=== SHORT EXERCISE ===
Quote every line of the material below verbatim, but omit the pictures.

Stored data:
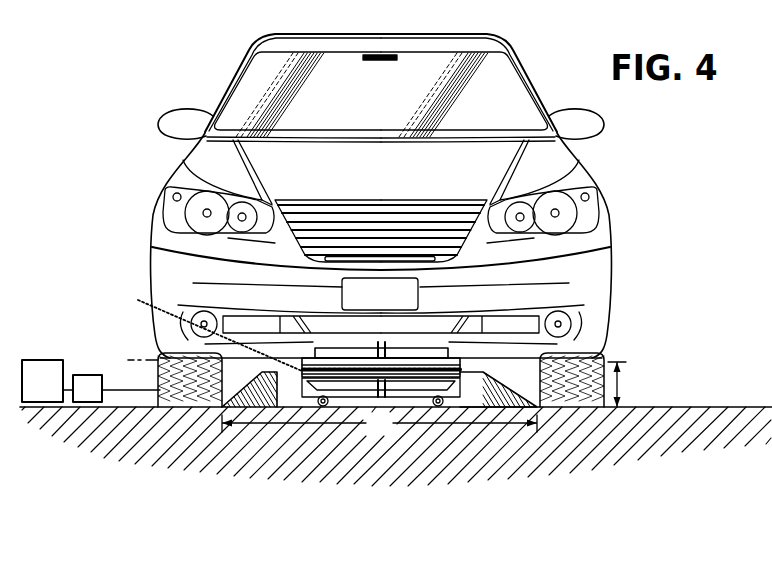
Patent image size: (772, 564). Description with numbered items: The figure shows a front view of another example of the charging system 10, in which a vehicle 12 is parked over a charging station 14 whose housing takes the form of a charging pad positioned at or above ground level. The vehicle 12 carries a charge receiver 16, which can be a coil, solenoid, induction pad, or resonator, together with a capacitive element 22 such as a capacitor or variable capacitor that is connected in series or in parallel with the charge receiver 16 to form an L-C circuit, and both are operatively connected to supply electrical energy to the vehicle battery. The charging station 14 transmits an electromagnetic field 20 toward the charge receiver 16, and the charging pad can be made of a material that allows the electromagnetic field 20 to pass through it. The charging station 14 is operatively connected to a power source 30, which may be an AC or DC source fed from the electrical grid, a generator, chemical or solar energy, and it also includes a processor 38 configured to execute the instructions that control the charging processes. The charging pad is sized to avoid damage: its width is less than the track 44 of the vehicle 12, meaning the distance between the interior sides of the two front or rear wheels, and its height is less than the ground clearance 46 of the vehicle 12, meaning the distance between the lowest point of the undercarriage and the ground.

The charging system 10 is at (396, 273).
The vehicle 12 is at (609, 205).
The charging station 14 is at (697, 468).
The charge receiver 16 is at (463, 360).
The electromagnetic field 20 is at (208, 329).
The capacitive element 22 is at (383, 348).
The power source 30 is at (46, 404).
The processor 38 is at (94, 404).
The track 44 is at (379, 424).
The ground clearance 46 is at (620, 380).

=== WRITTEN ANSWER ===
Patent image size: (772, 564). Description with numbered items: The figure shows a front view of another example of the charging system 10, in which a vehicle 12 is parked over a charging station 14 whose housing takes the form of a charging pad positioned at or above ground level. The vehicle 12 carries a charge receiver 16, which can be a coil, solenoid, induction pad, or resonator, together with a capacitive element 22 such as a capacitor or variable capacitor that is connected in series or in parallel with the charge receiver 16 to form an L-C circuit, and both are operatively connected to supply electrical energy to the vehicle battery. The charging station 14 transmits an electromagnetic field 20 toward the charge receiver 16, and the charging pad can be made of a material that allows the electromagnetic field 20 to pass through it. The charging station 14 is operatively connected to a power source 30, which may be an AC or DC source fed from the electrical grid, a generator, chemical or solar energy, and it also includes a processor 38 configured to execute the instructions that control the charging processes. The charging pad is sized to avoid damage: its width is less than the track 44 of the vehicle 12, meaning the distance between the interior sides of the two front or rear wheels, and its height is less than the ground clearance 46 of the vehicle 12, meaning the distance between the lowest point of the undercarriage and the ground.

The charging system 10 is at (396, 273).
The vehicle 12 is at (609, 205).
The charging station 14 is at (697, 468).
The charge receiver 16 is at (463, 360).
The electromagnetic field 20 is at (208, 329).
The capacitive element 22 is at (383, 348).
The power source 30 is at (46, 404).
The processor 38 is at (94, 404).
The track 44 is at (379, 424).
The ground clearance 46 is at (620, 380).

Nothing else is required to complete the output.